The exercise asks for every line of the data to be reproduced exactly.

═══

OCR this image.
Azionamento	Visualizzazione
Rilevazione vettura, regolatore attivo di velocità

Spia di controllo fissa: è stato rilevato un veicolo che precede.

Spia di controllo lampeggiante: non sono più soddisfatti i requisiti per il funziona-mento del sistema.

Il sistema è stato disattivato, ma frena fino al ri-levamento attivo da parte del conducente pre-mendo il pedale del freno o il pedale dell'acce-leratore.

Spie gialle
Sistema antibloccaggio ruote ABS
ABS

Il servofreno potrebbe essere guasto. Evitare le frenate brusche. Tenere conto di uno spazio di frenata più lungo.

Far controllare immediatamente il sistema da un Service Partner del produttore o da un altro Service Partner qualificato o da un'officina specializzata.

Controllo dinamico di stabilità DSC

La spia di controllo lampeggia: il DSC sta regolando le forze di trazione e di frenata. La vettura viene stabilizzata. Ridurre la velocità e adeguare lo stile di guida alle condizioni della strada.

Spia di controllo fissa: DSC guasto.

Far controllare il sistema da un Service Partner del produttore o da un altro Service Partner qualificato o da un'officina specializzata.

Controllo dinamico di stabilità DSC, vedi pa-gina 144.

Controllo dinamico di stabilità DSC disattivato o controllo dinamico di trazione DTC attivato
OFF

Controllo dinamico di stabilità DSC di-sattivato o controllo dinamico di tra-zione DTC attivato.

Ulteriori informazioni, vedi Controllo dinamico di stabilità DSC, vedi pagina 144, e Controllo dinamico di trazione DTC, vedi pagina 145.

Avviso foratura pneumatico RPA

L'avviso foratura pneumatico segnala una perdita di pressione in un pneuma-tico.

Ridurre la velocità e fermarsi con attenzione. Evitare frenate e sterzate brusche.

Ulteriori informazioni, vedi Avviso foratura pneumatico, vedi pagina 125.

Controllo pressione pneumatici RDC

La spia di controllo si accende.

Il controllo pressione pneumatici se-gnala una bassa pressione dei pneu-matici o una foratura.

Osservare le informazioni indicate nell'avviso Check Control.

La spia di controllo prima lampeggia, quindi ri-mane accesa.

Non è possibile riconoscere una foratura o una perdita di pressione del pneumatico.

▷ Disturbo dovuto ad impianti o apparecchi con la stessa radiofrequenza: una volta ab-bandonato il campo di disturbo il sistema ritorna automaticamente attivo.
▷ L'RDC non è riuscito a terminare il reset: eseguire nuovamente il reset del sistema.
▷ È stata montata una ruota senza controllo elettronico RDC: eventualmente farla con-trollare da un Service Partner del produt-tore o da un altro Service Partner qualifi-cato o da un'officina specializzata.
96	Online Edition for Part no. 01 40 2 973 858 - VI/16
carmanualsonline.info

═══

# [Response below]
OCR this image.
Azionamento	Visualizzazione
Rilevazione vettura, regolatore attivo di velocità

Spia di controllo fissa: è stato rilevato un veicolo che precede.

Spia di controllo lampeggiante: non sono più soddisfatti i requisiti per il funziona-mento del sistema.

Il sistema è stato disattivato, ma frena fino al ri-levamento attivo da parte del conducente pre-mendo il pedale del freno o il pedale dell'acce-leratore.

Spie gialle
Sistema antibloccaggio ruote ABS
ABS

Il servofreno potrebbe essere guasto. Evitare le frenate brusche. Tenere conto di uno spazio di frenata più lungo.

Far controllare immediatamente il sistema da un Service Partner del produttore o da un altro Service Partner qualificato o da un'officina specializzata.

Controllo dinamico di stabilità DSC

La spia di controllo lampeggia: il DSC sta regolando le forze di trazione e di frenata. La vettura viene stabilizzata. Ridurre la velocità e adeguare lo stile di guida alle condizioni della strada.

Spia di controllo fissa: DSC guasto.

Far controllare il sistema da un Service Partner del produttore o da un altro Service Partner qualificato o da un'officina specializzata.

Controllo dinamico di stabilità DSC, vedi pa-gina 144.

Controllo dinamico di stabilità DSC disattivato o controllo dinamico di trazione DTC attivato
OFF

Controllo dinamico di stabilità DSC di-sattivato o controllo dinamico di tra-zione DTC attivato.

Ulteriori informazioni, vedi Controllo dinamico di stabilità DSC, vedi pagina 144, e Controllo dinamico di trazione DTC, vedi pagina 145.

Avviso foratura pneumatico RPA

L'avviso foratura pneumatico segnala una perdita di pressione in un pneuma-tico.

Ridurre la velocità e fermarsi con attenzione. Evitare frenate e sterzate brusche.

Ulteriori informazioni, vedi Avviso foratura pneumatico, vedi pagina 125.

Controllo pressione pneumatici RDC

La spia di controllo si accende.

Il controllo pressione pneumatici se-gnala una bassa pressione dei pneu-matici o una foratura.

Osservare le informazioni indicate nell'avviso Check Control.

La spia di controllo prima lampeggia, quindi ri-mane accesa.

Non è possibile riconoscere una foratura o una perdita di pressione del pneumatico.

▷ Disturbo dovuto ad impianti o apparecchi con la stessa radiofrequenza: una volta ab-bandonato il campo di disturbo il sistema ritorna automaticamente attivo.
▷ L'RDC non è riuscito a terminare il reset: eseguire nuovamente il reset del sistema.
▷ È stata montata una ruota senza controllo elettronico RDC: eventualmente farla con-trollare da un Service Partner del produt-tore o da un altro Service Partner qualifi-cato o da un'officina specializzata.
96	Online Edition for Part no. 01 40 2 973 858 - VI/16
carmanualsonline.info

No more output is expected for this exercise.